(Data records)
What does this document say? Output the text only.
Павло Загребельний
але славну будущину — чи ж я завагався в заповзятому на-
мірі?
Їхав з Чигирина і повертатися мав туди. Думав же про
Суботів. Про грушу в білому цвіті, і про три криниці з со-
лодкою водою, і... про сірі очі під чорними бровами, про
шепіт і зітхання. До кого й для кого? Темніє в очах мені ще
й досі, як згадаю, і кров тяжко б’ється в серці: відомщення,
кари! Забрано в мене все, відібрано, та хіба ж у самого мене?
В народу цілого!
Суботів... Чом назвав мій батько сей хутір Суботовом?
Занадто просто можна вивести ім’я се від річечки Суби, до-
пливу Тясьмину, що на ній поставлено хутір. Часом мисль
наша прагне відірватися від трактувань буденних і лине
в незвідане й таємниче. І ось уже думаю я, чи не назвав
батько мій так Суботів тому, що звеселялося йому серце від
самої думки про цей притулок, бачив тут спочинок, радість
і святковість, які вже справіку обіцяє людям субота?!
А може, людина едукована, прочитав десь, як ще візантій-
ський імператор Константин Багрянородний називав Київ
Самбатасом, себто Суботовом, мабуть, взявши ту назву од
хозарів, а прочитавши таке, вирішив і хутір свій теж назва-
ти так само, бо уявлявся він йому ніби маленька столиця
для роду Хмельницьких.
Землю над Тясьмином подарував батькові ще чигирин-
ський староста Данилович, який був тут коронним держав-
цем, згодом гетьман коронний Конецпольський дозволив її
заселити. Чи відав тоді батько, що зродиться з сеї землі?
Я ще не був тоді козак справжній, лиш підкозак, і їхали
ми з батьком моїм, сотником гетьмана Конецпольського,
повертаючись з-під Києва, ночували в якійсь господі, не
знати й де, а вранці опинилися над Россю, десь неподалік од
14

Stated problem - Give all the records again. Match them exactly.

Exercise response -
What does this document say? Output the text only.
Павло Загребельний
але славну будущину — чи ж я завагався в заповзятому на-
мірі?
Їхав з Чигирина і повертатися мав туди. Думав же про
Суботів. Про грушу в білому цвіті, і про три криниці з со-
лодкою водою, і... про сірі очі під чорними бровами, про
шепіт і зітхання. До кого й для кого? Темніє в очах мені ще
й досі, як згадаю, і кров тяжко б’ється в серці: відомщення,
кари! Забрано в мене все, відібрано, та хіба ж у самого мене?
В народу цілого!
Суботів... Чом назвав мій батько сей хутір Суботовом?
Занадто просто можна вивести ім’я се від річечки Суби, до-
пливу Тясьмину, що на ній поставлено хутір. Часом мисль
наша прагне відірватися від трактувань буденних і лине
в незвідане й таємниче. І ось уже думаю я, чи не назвав
батько мій так Суботів тому, що звеселялося йому серце від
самої думки про цей притулок, бачив тут спочинок, радість
і святковість, які вже справіку обіцяє людям субота?!
А може, людина едукована, прочитав десь, як ще візантій-
ський імператор Константин Багрянородний називав Київ
Самбатасом, себто Суботовом, мабуть, взявши ту назву од
хозарів, а прочитавши таке, вирішив і хутір свій теж назва-
ти так само, бо уявлявся він йому ніби маленька столиця
для роду Хмельницьких.
Землю над Тясьмином подарував батькові ще чигирин-
ський староста Данилович, який був тут коронним держав-
цем, згодом гетьман коронний Конецпольський дозволив її
заселити. Чи відав тоді батько, що зродиться з сеї землі?
Я ще не був тоді козак справжній, лиш підкозак, і їхали
ми з батьком моїм, сотником гетьмана Конецпольського,
повертаючись з-під Києва, ночували в якійсь господі, не
знати й де, а вранці опинилися над Россю, десь неподалік од
14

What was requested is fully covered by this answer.